SUPPLIED RECORDS>
_ _ _ _
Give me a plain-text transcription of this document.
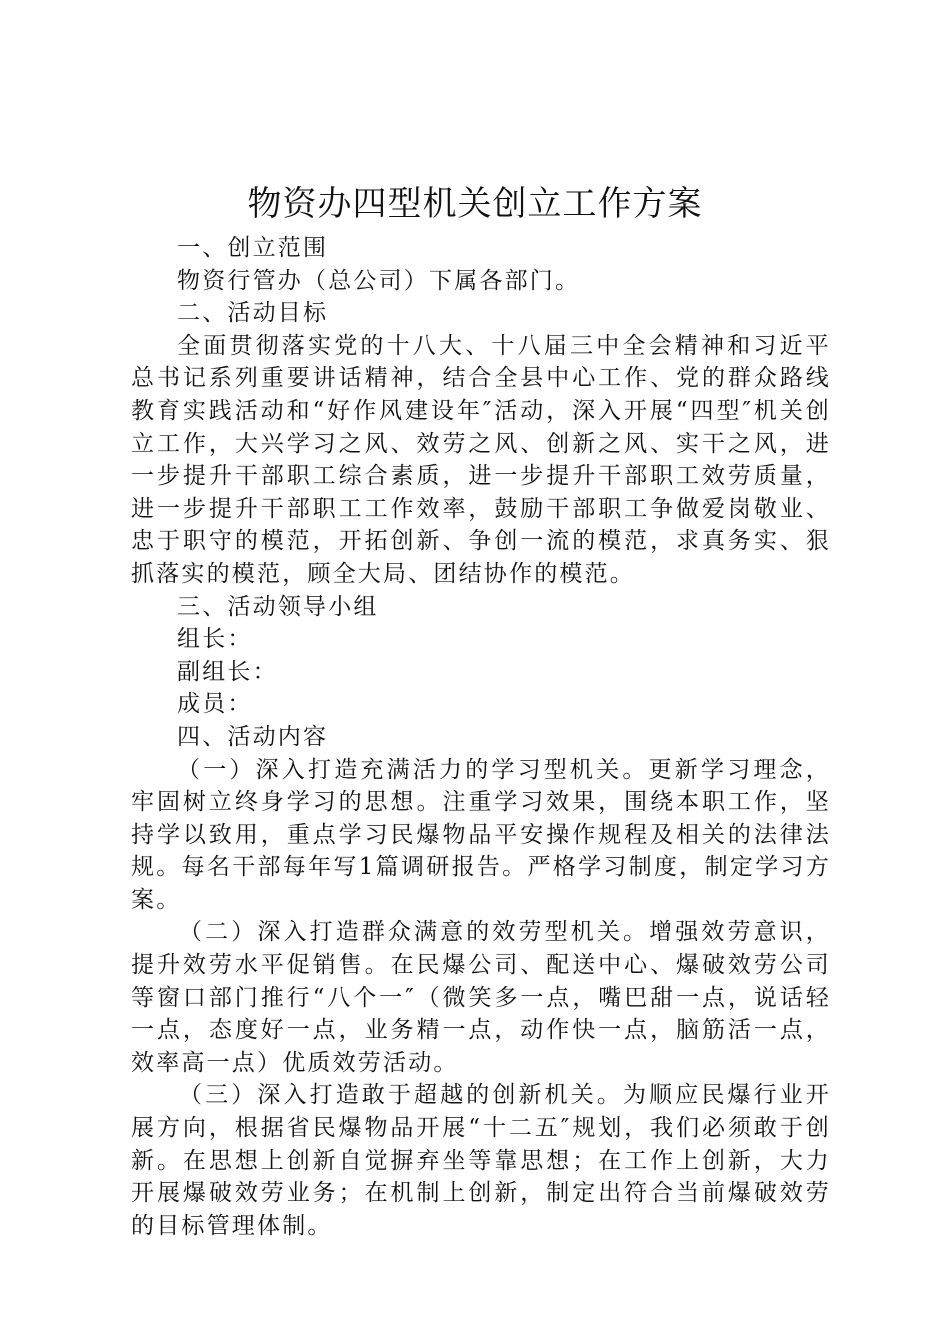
物资办四型机关创立工作方案

一、创立范围

物资行管办（总公司）下属各部门。

二、活动目标

全面贯彻落实党的十八大、十八届三中全会精神和习近平总书记系列重要讲话精神，结合全县中心工作、党的群众路线教育实践活动和“好作风建设年″活动，深入开展“四型″机关创立工作，大兴学习之风、效劳之风、创新之风、实干之风，进一步提升干部职工综合素质，进一步提升干部职工效劳质量，进一步提升干部职工工作效率，鼓励干部职工争做爱岗敬业、忠于职守的模范，开拓创新、争创一流的模范，求真务实、狠抓落实的模范，顾全大局、团结协作的模范。

三、活动领导小组

组长：

副组长：

成员：

四、活动内容

（一）深入打造充满活力的学习型机关。更新学习理念，牢固树立终身学习的思想。注重学习效果，围绕本职工作，坚持学以致用，重点学习民爆物品平安操作规程及相关的法律法规。每名干部每年写1篇调研报告。严格学习制度，制定学习方案。

（二）深入打造群众满意的效劳型机关。增强效劳意识，提升效劳水平促销售。在民爆公司、配送中心、爆破效劳公司等窗口部门推行“八个一″（微笑多一点，嘴巴甜一点，说话轻一点，态度好一点，业务精一点，动作快一点，脑筋活一点，效率高一点）优质效劳活动。

（三）深入打造敢于超越的创新机关。为顺应民爆行业开展方向，根据省民爆物品开展“十二五″规划，我们必须敢于创新。在思想上创新自觉摒弃坐等靠思想；在工作上创新，大力开展爆破效劳业务；在机制上创新，制定出符合当前爆破效劳的目标管理体制。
_ _ _ _
PROBLEM DETAILS> Make a verbatim copy of all the entries and strip out the pictures.

SOLUTION BELOW>
Give me a plain-text transcription of this document.
物资办四型机关创立工作方案

一、创立范围

物资行管办（总公司）下属各部门。

二、活动目标

全面贯彻落实党的十八大、十八届三中全会精神和习近平总书记系列重要讲话精神，结合全县中心工作、党的群众路线教育实践活动和“好作风建设年″活动，深入开展“四型″机关创立工作，大兴学习之风、效劳之风、创新之风、实干之风，进一步提升干部职工综合素质，进一步提升干部职工效劳质量，进一步提升干部职工工作效率，鼓励干部职工争做爱岗敬业、忠于职守的模范，开拓创新、争创一流的模范，求真务实、狠抓落实的模范，顾全大局、团结协作的模范。

三、活动领导小组

组长：

副组长：

成员：

四、活动内容

（一）深入打造充满活力的学习型机关。更新学习理念，牢固树立终身学习的思想。注重学习效果，围绕本职工作，坚持学以致用，重点学习民爆物品平安操作规程及相关的法律法规。每名干部每年写1篇调研报告。严格学习制度，制定学习方案。

（二）深入打造群众满意的效劳型机关。增强效劳意识，提升效劳水平促销售。在民爆公司、配送中心、爆破效劳公司等窗口部门推行“八个一″（微笑多一点，嘴巴甜一点，说话轻一点，态度好一点，业务精一点，动作快一点，脑筋活一点，效率高一点）优质效劳活动。

（三）深入打造敢于超越的创新机关。为顺应民爆行业开展方向，根据省民爆物品开展“十二五″规划，我们必须敢于创新。在思想上创新自觉摒弃坐等靠思想；在工作上创新，大力开展爆破效劳业务；在机制上创新，制定出符合当前爆破效劳的目标管理体制。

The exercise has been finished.